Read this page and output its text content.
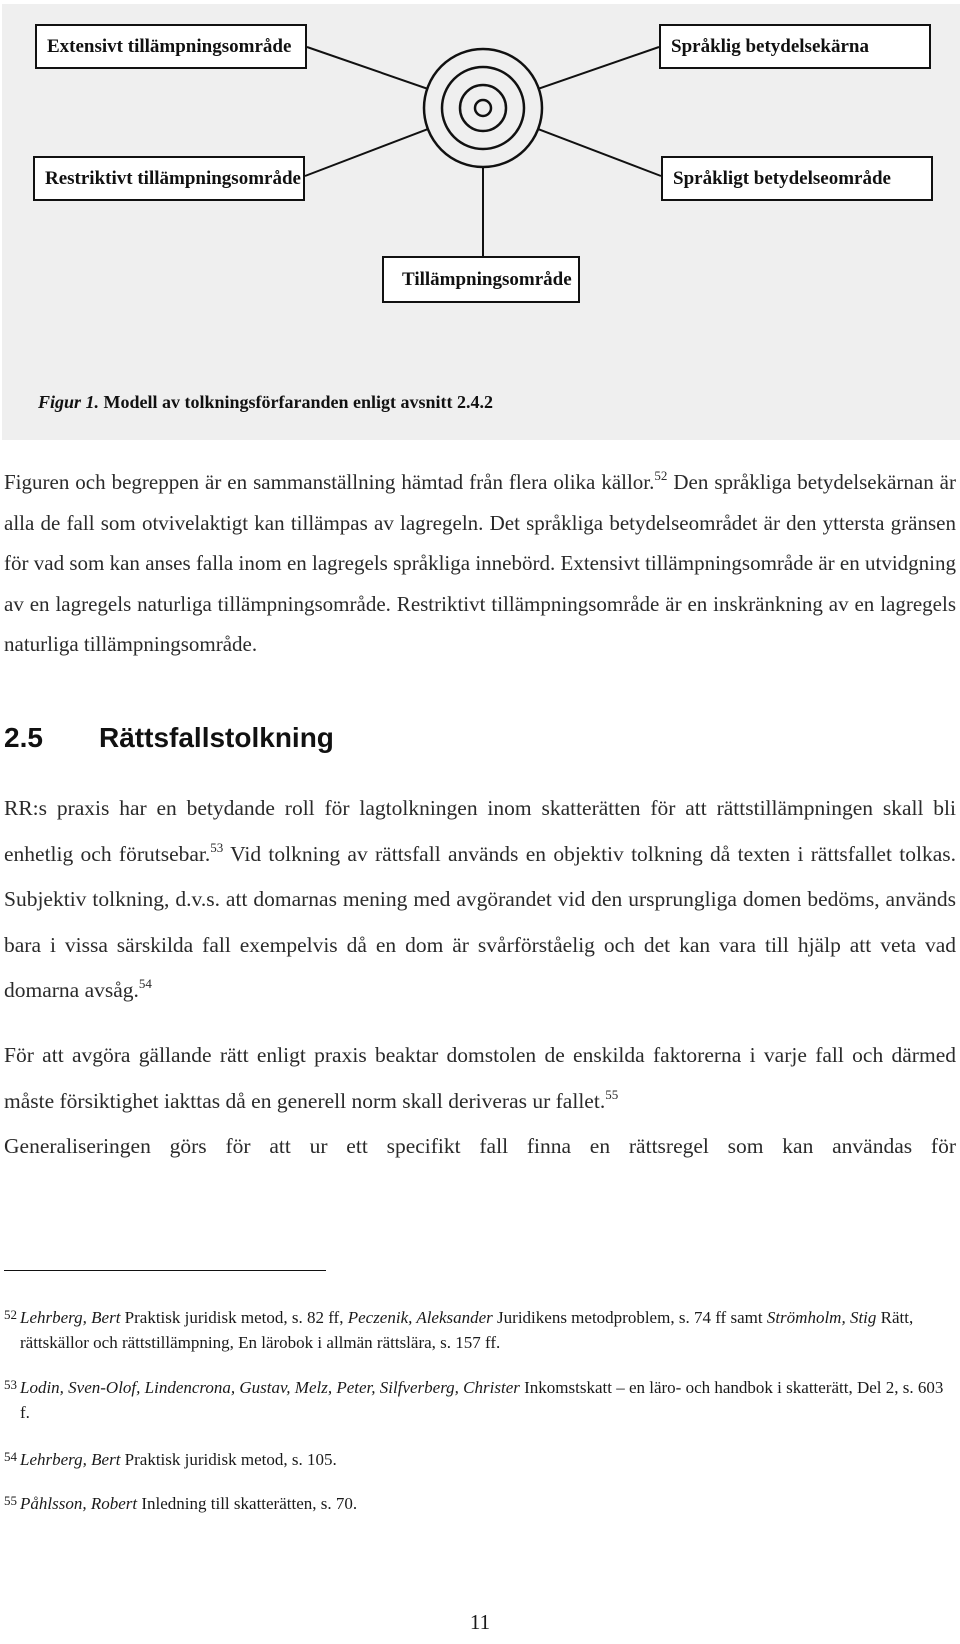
Extensivt tillämpningsområde
Restriktivt tillämpningsområde
Språklig betydelsekärna
Språkligt betydelseområde
Tillämpningsområde
Figur 1. Modell av tolkningsförfaranden enligt avsnitt 2.4.2
Figuren och begreppen är en sammanställning hämtad från flera olika källor.$^{52}$ Den språkliga betydelsekärnan är alla de fall som otvivelaktigt kan tillämpas av lagregeln. Det språkliga betydelseområdet är den yttersta gränsen för vad som kan anses falla inom en lagregels språkliga innebörd. Extensivt tillämpningsområde är en utvidgning av en lagregels naturliga tillämpningsområde. Restriktivt tillämpningsområde är en inskränkning av en lagregels naturliga tillämpningsområde.
2.5 Rättsfallstolkning
RR:s praxis har en betydande roll för lagtolkningen inom skatterätten för att rättstillämpningen skall bli enhetlig och förutsebar.$^{53}$ Vid tolkning av rättsfall används en objektiv tolkning då texten i rättsfallet tolkas. Subjektiv tolkning, d.v.s. att domarnas mening med avgörandet vid den ursprungliga domen bedöms, används bara i vissa särskilda fall exempelvis då en dom är svårförståelig och det kan vara till hjälp att veta vad domarna avsåg.$^{54}$
För att avgöra gällande rätt enligt praxis beaktar domstolen de enskilda faktorerna i varje fall och därmed måste försiktighet iakttas då en generell norm skall deriveras ur fallet.$^{55}$
Generaliseringen görs för att ur ett specifikt fall finna en rättsregel som kan användas för
52 Lehrberg, Bert Praktisk juridisk metod, s. 82 ff, Peczenik, Aleksander Juridikens metodproblem, s. 74 ff samt Strömholm, Stig Rätt, rättskällor och rättstillämpning, En lärobok i allmän rättslära, s. 157 ff.
53 Lodin, Sven-Olof, Lindencrona, Gustav, Melz, Peter, Silfverberg, Christer Inkomstskatt – en läro- och handbok i skatterätt, Del 2, s. 603 f.
54 Lehrberg, Bert Praktisk juridisk metod, s. 105.
55 Påhlsson, Robert Inledning till skatterätten, s. 70.
11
● ● ● ●
* Short exercise
What comes back should match the records exactly, minus any pictures.

* Written answer
Read this page and output its text content.
Extensivt tillämpningsområde
Restriktivt tillämpningsområde
Språklig betydelsekärna
Språkligt betydelseområde
Tillämpningsområde
Figur 1. Modell av tolkningsförfaranden enligt avsnitt 2.4.2
Figuren och begreppen är en sammanställning hämtad från flera olika källor.$^{52}$ Den språkliga betydelsekärnan är alla de fall som otvivelaktigt kan tillämpas av lagregeln. Det språkliga betydelseområdet är den yttersta gränsen för vad som kan anses falla inom en lagregels språkliga innebörd. Extensivt tillämpningsområde är en utvidgning av en lagregels naturliga tillämpningsområde. Restriktivt tillämpningsområde är en inskränkning av en lagregels naturliga tillämpningsområde.
2.5 Rättsfallstolkning
RR:s praxis har en betydande roll för lagtolkningen inom skatterätten för att rättstillämpningen skall bli enhetlig och förutsebar.$^{53}$ Vid tolkning av rättsfall används en objektiv tolkning då texten i rättsfallet tolkas. Subjektiv tolkning, d.v.s. att domarnas mening med avgörandet vid den ursprungliga domen bedöms, används bara i vissa särskilda fall exempelvis då en dom är svårförståelig och det kan vara till hjälp att veta vad domarna avsåg.$^{54}$
För att avgöra gällande rätt enligt praxis beaktar domstolen de enskilda faktorerna i varje fall och därmed måste försiktighet iakttas då en generell norm skall deriveras ur fallet.$^{55}$
Generaliseringen görs för att ur ett specifikt fall finna en rättsregel som kan användas för
52 Lehrberg, Bert Praktisk juridisk metod, s. 82 ff, Peczenik, Aleksander Juridikens metodproblem, s. 74 ff samt Strömholm, Stig Rätt, rättskällor och rättstillämpning, En lärobok i allmän rättslära, s. 157 ff.
53 Lodin, Sven-Olof, Lindencrona, Gustav, Melz, Peter, Silfverberg, Christer Inkomstskatt – en läro- och handbok i skatterätt, Del 2, s. 603 f.
54 Lehrberg, Bert Praktisk juridisk metod, s. 105.
55 Påhlsson, Robert Inledning till skatterätten, s. 70.
11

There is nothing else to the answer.